─── MATERIAL FOR THE TASK

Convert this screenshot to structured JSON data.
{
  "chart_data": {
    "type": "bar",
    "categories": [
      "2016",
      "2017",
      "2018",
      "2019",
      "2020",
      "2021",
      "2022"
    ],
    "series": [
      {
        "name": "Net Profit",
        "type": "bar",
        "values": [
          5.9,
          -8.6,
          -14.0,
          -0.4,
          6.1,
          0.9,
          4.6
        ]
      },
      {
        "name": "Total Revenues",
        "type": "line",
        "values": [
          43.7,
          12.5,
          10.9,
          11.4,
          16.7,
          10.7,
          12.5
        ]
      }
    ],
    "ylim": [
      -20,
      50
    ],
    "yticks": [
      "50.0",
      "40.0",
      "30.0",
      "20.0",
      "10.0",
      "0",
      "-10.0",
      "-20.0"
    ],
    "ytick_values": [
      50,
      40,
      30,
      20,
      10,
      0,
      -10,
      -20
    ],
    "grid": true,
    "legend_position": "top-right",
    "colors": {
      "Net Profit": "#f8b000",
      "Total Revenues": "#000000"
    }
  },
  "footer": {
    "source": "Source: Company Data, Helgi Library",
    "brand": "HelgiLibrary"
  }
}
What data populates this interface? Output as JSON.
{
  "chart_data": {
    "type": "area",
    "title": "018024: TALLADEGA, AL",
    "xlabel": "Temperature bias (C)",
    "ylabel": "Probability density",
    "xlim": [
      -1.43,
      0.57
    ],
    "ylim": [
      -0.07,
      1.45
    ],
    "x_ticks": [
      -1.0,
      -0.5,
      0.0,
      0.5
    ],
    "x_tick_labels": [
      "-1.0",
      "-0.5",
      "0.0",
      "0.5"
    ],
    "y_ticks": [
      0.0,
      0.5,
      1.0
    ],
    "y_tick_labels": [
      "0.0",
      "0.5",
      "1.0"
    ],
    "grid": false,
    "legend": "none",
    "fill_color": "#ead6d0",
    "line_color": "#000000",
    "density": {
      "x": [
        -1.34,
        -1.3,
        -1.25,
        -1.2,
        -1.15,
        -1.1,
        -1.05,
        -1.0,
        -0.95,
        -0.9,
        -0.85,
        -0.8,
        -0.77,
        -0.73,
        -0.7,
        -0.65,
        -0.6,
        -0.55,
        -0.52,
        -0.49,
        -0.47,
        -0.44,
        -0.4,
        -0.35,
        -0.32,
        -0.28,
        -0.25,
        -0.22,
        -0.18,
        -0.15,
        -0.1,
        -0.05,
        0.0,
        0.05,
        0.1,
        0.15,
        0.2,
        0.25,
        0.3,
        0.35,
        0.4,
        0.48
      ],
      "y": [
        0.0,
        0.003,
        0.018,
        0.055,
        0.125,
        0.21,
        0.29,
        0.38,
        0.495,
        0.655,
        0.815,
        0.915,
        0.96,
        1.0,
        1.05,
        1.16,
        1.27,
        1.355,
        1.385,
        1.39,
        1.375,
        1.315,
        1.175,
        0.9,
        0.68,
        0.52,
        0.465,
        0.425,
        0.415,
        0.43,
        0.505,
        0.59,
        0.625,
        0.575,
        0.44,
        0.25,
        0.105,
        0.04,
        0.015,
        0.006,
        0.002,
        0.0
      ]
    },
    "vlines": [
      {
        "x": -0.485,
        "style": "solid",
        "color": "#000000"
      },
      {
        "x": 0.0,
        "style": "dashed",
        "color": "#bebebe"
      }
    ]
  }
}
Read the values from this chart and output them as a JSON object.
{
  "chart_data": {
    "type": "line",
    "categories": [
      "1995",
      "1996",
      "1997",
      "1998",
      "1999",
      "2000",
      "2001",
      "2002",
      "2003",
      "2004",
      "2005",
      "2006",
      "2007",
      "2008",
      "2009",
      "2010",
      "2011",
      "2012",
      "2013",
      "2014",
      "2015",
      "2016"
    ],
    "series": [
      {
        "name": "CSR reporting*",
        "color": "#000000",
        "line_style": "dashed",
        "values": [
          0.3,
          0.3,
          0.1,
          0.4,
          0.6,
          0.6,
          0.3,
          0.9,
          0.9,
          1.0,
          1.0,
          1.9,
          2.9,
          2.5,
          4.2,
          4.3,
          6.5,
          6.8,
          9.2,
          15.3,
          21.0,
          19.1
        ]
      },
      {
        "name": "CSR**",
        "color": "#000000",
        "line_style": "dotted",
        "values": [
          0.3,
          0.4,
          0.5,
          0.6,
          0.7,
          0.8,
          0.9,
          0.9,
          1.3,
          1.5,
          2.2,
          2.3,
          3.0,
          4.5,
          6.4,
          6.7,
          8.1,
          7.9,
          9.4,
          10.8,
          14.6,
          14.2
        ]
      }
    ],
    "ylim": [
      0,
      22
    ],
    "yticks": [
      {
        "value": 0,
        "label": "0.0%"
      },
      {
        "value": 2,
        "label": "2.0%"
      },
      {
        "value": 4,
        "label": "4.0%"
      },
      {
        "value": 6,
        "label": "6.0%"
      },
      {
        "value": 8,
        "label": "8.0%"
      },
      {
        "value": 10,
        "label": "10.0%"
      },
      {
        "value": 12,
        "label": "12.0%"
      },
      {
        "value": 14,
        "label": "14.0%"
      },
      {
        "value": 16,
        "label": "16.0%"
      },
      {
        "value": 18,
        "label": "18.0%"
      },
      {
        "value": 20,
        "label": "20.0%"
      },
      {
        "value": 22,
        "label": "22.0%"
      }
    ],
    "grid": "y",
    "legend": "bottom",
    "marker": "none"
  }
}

──────

* _SHORT PROBLEM_
Write down only how many lines in the listing contain the word "JSON".

* _FINAL ANSWER_
3